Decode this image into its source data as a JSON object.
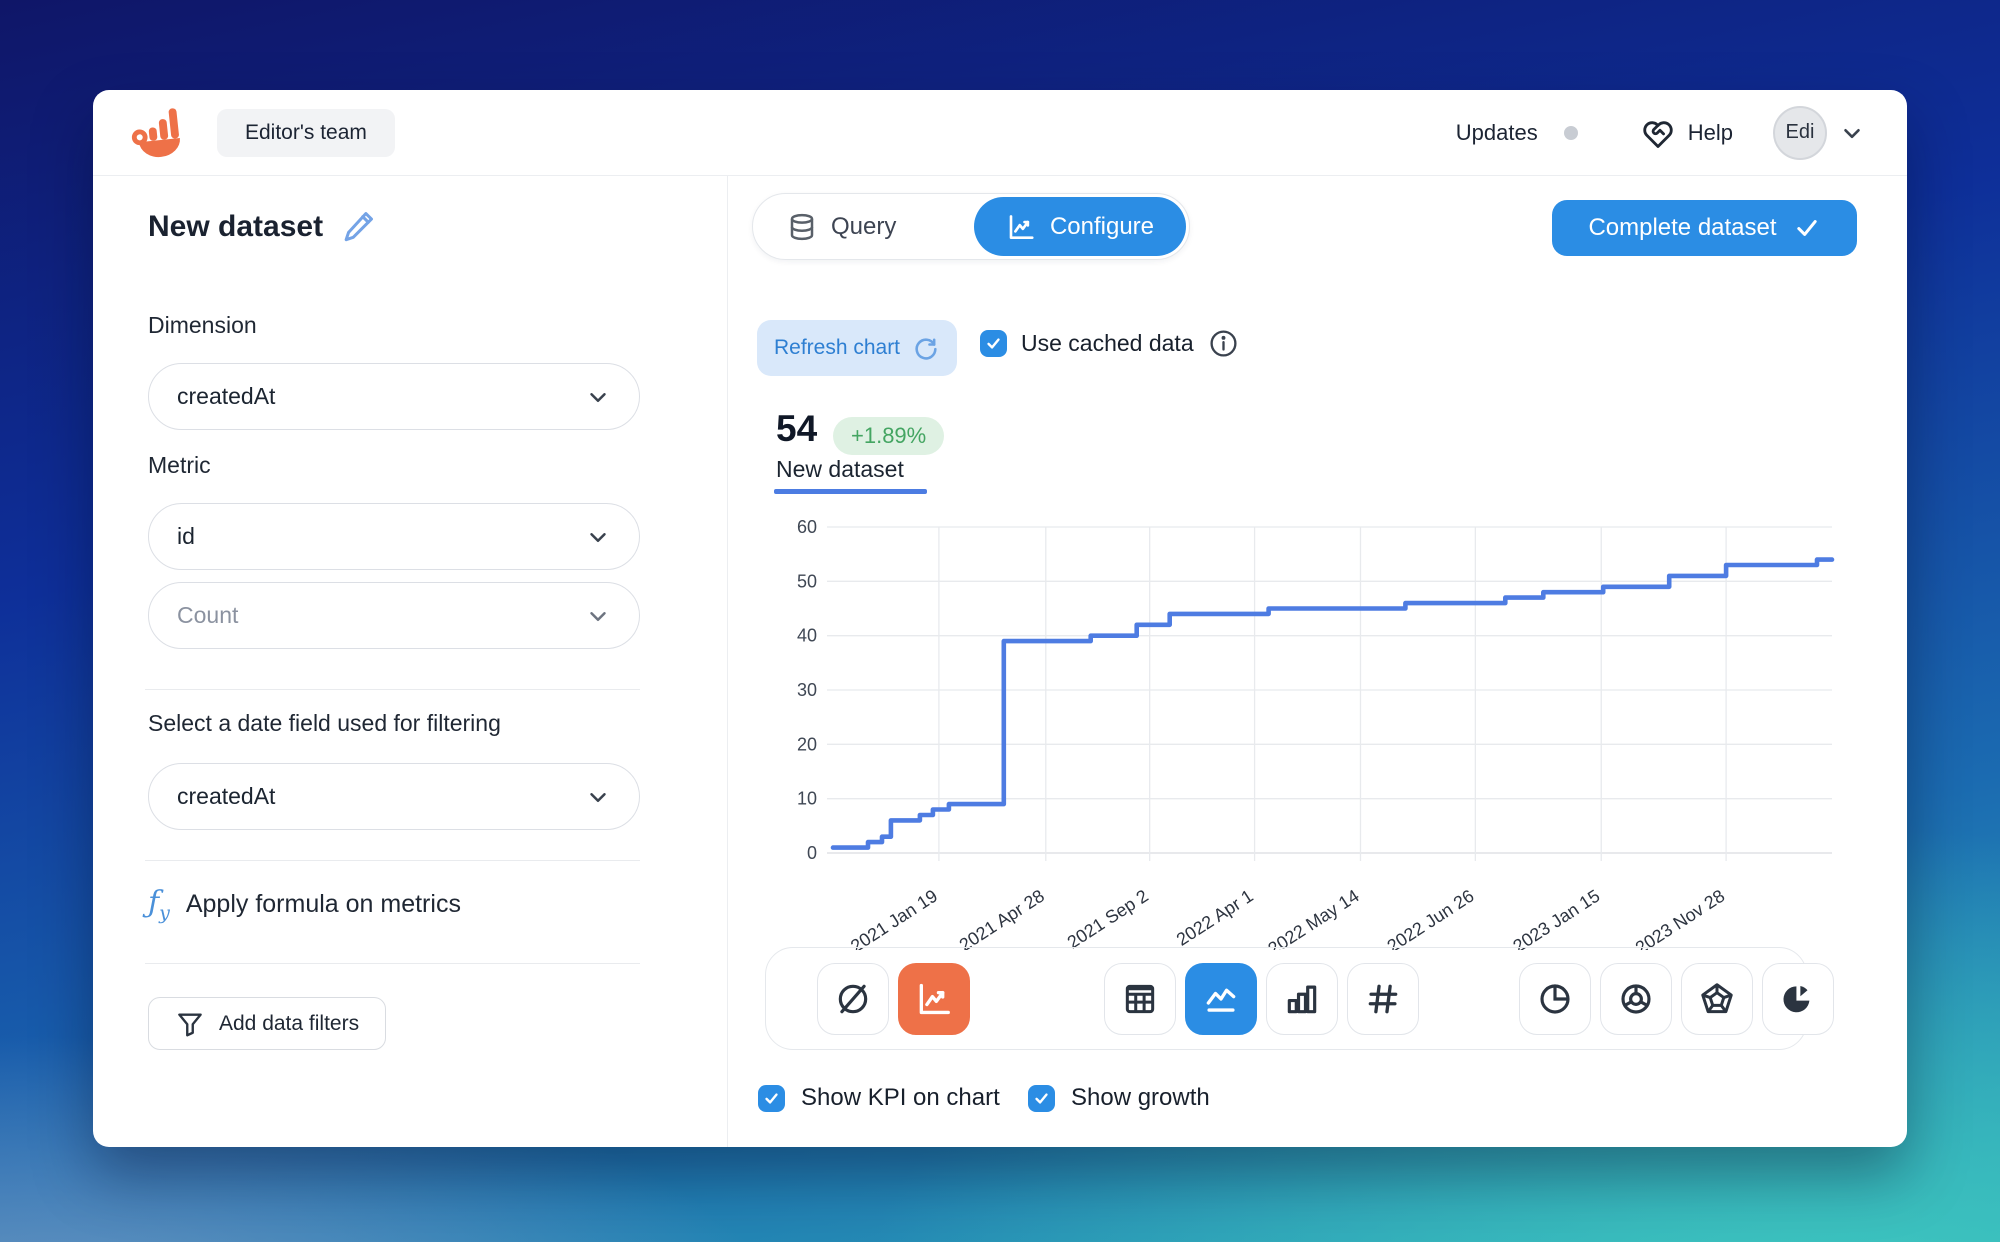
{
  "header": {
    "team_badge": "Editor's team",
    "updates_label": "Updates",
    "help_label": "Help",
    "avatar_label": "Edi",
    "logo_icon": "hand-bars-logo"
  },
  "titlebar": {
    "page_title": "New dataset",
    "tab_query": "Query",
    "tab_configure": "Configure",
    "active_tab": "Configure",
    "complete_button": "Complete dataset"
  },
  "sidebar": {
    "dimension_label": "Dimension",
    "dimension_value": "createdAt",
    "metric_label": "Metric",
    "metric_value": "id",
    "aggregation_placeholder": "Count",
    "date_field_label": "Select a date field used for filtering",
    "date_field_value": "createdAt",
    "formula_link": "Apply formula on metrics",
    "add_filters_button": "Add data filters"
  },
  "main": {
    "refresh_button": "Refresh chart",
    "use_cached_label": "Use cached data",
    "kpi_value": "54",
    "kpi_growth": "+1.89%",
    "kpi_label": "New dataset",
    "show_kpi_label": "Show KPI on chart",
    "show_growth_label": "Show growth",
    "toolbar_icons": {
      "group1": [
        "chart-off",
        "trend-chart-active-orange"
      ],
      "group2": [
        "table",
        "line-chart-active-blue",
        "bar-chart",
        "number"
      ],
      "group3": [
        "pie-chart",
        "donut-chart",
        "radar-chart",
        "pie-exploded"
      ]
    }
  },
  "chart_data": {
    "type": "line",
    "subtype": "step",
    "title": "New dataset",
    "ylabel": "",
    "xlabel": "",
    "ylim": [
      0,
      60
    ],
    "y_ticks": [
      0,
      10,
      20,
      30,
      40,
      50,
      60
    ],
    "grid": true,
    "legend": "none",
    "line_color": "#4e7ce2",
    "x_tick_labels": [
      "2021 Jan 19",
      "2021 Apr 28",
      "2021 Sep 2",
      "2022 Apr 1",
      "2022 May 14",
      "2022 Jun 26",
      "2023 Jan 15",
      "2023 Nov 28"
    ],
    "x_tick_positions": [
      0.106,
      0.213,
      0.317,
      0.422,
      0.528,
      0.643,
      0.769,
      0.894
    ],
    "series": [
      {
        "name": "New dataset",
        "points": [
          [
            0.0,
            1
          ],
          [
            0.035,
            2
          ],
          [
            0.049,
            3
          ],
          [
            0.058,
            6
          ],
          [
            0.087,
            7
          ],
          [
            0.1,
            8
          ],
          [
            0.116,
            9
          ],
          [
            0.171,
            39
          ],
          [
            0.258,
            40
          ],
          [
            0.304,
            42
          ],
          [
            0.337,
            44
          ],
          [
            0.436,
            45
          ],
          [
            0.573,
            46
          ],
          [
            0.673,
            47
          ],
          [
            0.711,
            48
          ],
          [
            0.771,
            49
          ],
          [
            0.837,
            51
          ],
          [
            0.894,
            53
          ],
          [
            0.985,
            54
          ]
        ],
        "final_value": 54,
        "growth": "+1.89%"
      }
    ]
  },
  "colors": {
    "accent_blue": "#2b8de4",
    "accent_orange": "#ee7148",
    "chart_line": "#4e7ce2",
    "growth_badge_bg": "#dff1e3",
    "growth_badge_text": "#44a562",
    "refresh_bg": "#d9e8fa",
    "refresh_text": "#2e7fd2"
  }
}
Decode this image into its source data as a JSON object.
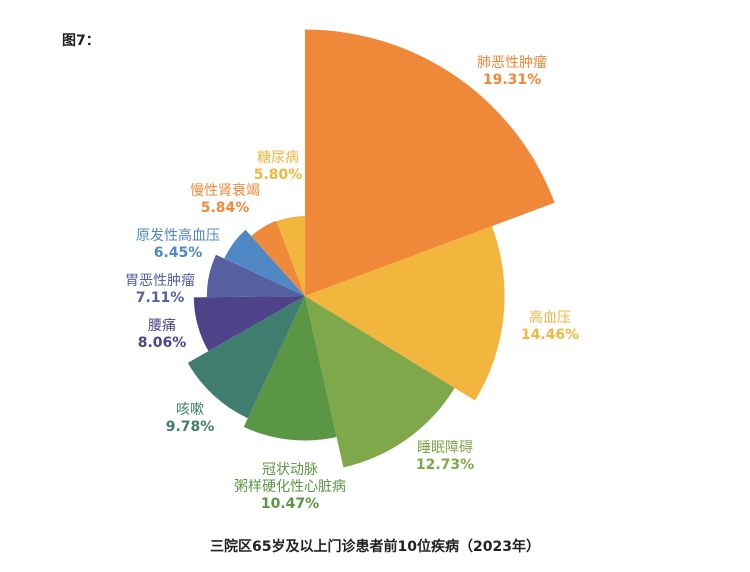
{
  "figure_label": "图7：",
  "chart_data": {
    "type": "pie",
    "variant": "rose (angle and radius proportional to value)",
    "title": "三院区65岁及以上门诊患者前10位疾病（2023年）",
    "unit": "%",
    "slices": [
      {
        "name": "肺恶性肿瘤",
        "value": 19.31,
        "label": "19.31%",
        "color": "#F0883A"
      },
      {
        "name": "高血压",
        "value": 14.46,
        "label": "14.46%",
        "color": "#F2B63F"
      },
      {
        "name": "睡眠障碍",
        "value": 12.73,
        "label": "12.73%",
        "color": "#7FA84A"
      },
      {
        "name": "冠状动脉\n粥样硬化性心脏病",
        "value": 10.47,
        "label": "10.47%",
        "color": "#5A9644"
      },
      {
        "name": "咳嗽",
        "value": 9.78,
        "label": "9.78%",
        "color": "#3F7D6E"
      },
      {
        "name": "腰痛",
        "value": 8.06,
        "label": "8.06%",
        "color": "#4E4388"
      },
      {
        "name": "胃恶性肿瘤",
        "value": 7.11,
        "label": "7.11%",
        "color": "#5560A0"
      },
      {
        "name": "原发性高血压",
        "value": 6.45,
        "label": "6.45%",
        "color": "#4F88C4"
      },
      {
        "name": "慢性肾衰竭",
        "value": 5.84,
        "label": "5.84%",
        "color": "#EF8A3A"
      },
      {
        "name": "糖尿病",
        "value": 5.8,
        "label": "5.80%",
        "color": "#F2B63F"
      }
    ]
  }
}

· · · · · · ·

▶ OBJECTIVE:
In the listing, find each line with the string "Configure" and copy it.

▶ SOLUTION:
    "tab_configure": "Configure",
    "active_tab": "Configure",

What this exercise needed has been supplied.